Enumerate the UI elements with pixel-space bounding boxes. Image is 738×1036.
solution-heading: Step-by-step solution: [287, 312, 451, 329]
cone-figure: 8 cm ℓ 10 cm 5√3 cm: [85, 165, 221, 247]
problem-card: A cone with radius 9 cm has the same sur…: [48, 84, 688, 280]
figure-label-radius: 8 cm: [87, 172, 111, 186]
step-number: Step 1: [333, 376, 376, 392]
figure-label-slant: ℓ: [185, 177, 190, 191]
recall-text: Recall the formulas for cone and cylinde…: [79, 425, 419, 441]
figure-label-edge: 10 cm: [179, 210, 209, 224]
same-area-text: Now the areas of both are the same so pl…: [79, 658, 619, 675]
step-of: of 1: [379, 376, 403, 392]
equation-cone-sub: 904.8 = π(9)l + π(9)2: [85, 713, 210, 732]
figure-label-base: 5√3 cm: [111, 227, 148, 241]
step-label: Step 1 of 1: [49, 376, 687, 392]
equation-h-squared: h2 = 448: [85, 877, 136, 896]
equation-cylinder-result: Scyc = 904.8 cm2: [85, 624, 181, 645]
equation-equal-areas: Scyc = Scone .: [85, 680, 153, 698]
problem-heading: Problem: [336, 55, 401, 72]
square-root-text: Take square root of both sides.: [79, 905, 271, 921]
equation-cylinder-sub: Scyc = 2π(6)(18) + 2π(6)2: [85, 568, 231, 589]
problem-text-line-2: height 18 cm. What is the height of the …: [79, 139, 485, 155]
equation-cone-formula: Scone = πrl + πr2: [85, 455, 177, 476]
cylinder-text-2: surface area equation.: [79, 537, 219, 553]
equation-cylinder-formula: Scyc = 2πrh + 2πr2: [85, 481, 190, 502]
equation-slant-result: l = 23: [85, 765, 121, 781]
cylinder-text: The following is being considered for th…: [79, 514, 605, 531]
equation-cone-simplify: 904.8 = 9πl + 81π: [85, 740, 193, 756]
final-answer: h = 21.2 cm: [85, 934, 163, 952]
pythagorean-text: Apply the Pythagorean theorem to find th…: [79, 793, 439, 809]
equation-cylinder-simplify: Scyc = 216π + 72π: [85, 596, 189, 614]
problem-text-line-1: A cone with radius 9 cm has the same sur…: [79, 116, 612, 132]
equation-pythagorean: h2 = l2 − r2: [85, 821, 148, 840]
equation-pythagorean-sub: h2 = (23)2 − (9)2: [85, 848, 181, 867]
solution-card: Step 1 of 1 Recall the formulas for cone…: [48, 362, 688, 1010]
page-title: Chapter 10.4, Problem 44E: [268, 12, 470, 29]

...

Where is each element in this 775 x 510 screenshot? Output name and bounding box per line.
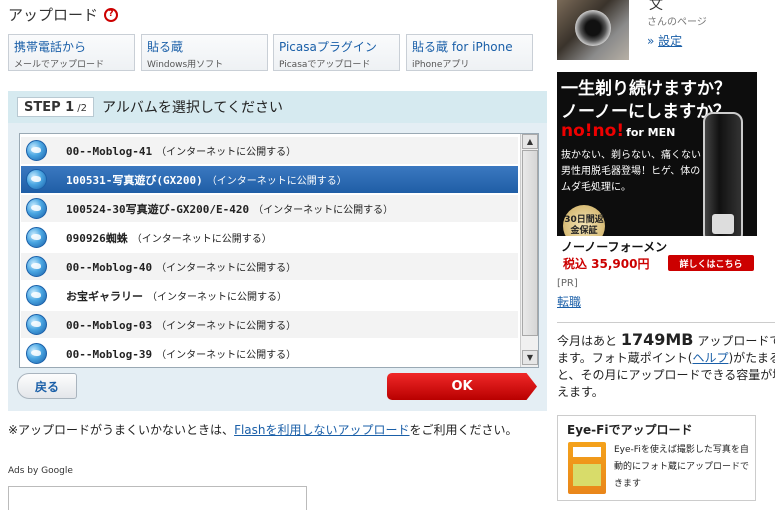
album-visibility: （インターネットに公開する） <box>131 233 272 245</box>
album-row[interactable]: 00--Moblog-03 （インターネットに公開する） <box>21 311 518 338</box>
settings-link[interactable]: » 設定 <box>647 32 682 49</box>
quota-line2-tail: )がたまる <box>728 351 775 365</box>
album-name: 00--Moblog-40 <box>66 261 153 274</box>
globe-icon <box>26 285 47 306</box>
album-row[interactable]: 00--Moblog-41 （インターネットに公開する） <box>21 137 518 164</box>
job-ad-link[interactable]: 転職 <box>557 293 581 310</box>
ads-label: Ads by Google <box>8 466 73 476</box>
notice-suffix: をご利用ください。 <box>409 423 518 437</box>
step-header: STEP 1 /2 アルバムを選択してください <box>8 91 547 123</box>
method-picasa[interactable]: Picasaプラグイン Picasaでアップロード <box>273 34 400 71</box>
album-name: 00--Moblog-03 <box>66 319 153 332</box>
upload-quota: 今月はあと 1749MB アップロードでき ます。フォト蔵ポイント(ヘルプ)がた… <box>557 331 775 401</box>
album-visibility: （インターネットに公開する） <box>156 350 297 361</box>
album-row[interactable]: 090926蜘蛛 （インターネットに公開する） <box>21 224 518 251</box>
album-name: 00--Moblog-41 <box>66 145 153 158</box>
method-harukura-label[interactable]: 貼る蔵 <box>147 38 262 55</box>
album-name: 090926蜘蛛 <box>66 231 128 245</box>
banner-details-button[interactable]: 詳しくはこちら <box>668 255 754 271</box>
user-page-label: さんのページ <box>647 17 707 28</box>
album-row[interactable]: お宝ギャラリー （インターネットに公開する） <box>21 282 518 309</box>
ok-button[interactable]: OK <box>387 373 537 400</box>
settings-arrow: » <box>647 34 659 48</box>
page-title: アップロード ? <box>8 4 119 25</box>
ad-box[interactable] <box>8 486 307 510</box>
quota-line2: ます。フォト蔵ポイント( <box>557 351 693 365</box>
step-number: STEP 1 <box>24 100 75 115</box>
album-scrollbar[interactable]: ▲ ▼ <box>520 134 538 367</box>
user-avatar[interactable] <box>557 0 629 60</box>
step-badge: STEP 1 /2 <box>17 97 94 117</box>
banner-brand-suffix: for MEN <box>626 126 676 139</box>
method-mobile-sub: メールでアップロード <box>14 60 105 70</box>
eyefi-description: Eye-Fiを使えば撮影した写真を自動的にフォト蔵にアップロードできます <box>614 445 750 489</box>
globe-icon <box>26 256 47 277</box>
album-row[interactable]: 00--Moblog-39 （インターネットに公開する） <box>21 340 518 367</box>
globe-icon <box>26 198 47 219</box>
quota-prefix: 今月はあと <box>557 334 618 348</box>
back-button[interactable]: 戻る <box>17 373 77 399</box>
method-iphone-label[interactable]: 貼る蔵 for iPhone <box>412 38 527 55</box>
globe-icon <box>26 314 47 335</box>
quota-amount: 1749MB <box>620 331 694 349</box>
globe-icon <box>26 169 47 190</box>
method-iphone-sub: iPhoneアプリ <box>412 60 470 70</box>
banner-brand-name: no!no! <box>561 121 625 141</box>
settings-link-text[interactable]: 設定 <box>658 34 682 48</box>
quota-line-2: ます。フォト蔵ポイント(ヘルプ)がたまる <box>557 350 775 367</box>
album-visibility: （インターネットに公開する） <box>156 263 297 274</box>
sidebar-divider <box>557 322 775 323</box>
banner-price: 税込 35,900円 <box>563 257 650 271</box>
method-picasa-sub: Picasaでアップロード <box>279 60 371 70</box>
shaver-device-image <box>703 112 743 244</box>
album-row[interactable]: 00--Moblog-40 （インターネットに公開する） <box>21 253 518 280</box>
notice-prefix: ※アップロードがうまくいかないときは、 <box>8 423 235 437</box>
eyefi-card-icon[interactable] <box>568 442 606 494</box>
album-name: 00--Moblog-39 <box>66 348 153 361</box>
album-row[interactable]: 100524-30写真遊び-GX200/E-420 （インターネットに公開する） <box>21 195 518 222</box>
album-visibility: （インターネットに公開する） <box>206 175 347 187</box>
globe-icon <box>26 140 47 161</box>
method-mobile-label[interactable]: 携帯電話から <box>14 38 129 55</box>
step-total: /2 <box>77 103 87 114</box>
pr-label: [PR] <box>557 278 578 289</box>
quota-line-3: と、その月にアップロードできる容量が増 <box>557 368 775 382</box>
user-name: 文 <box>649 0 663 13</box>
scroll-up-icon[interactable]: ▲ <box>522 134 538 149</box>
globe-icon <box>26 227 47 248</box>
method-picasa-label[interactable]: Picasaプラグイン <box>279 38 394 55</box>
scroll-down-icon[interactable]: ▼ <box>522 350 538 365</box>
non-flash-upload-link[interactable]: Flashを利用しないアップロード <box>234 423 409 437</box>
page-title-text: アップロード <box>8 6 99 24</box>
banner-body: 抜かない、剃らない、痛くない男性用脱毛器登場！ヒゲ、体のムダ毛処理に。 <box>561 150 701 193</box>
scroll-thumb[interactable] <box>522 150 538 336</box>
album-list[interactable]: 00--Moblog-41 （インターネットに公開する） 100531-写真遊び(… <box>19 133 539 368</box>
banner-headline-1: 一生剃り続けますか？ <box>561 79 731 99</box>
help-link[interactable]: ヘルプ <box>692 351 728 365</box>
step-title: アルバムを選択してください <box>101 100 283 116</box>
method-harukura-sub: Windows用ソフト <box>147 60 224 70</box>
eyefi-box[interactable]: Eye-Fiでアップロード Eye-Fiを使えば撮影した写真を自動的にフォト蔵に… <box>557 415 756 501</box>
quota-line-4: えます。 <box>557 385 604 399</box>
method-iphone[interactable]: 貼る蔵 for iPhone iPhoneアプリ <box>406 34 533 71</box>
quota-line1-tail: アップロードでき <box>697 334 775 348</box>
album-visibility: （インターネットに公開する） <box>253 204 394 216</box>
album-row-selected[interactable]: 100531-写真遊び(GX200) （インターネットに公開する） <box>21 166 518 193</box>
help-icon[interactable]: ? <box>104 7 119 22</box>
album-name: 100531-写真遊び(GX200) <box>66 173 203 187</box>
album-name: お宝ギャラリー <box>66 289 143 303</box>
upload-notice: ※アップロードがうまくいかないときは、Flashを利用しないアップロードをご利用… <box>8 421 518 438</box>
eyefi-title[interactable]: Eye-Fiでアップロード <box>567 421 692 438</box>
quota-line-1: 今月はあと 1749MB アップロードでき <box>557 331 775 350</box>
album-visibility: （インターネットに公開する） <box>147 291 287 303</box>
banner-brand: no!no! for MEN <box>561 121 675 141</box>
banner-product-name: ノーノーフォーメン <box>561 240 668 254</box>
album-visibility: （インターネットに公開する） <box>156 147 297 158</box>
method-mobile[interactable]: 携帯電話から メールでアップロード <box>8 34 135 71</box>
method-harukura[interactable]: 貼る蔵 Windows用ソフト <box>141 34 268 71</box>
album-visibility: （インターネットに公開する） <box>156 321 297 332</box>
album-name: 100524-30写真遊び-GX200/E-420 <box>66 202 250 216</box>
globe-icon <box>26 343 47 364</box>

Exercise task – Write out the records from the line with "album-visibility: （インターネットに公開する） <box>131" to the line with "quota-line2-tail: )がたまる <box>728", substituting "album-entry" for "album-row" and leaving everything else unchanged.

The result –
album-visibility: （インターネットに公開する） <box>131 233 272 245</box>
album-entry[interactable]: 00--Moblog-03 （インターネットに公開する） <box>21 311 518 338</box>
settings-link[interactable]: » 設定 <box>647 32 682 49</box>
quota-line2-tail: )がたまる <box>728 351 775 365</box>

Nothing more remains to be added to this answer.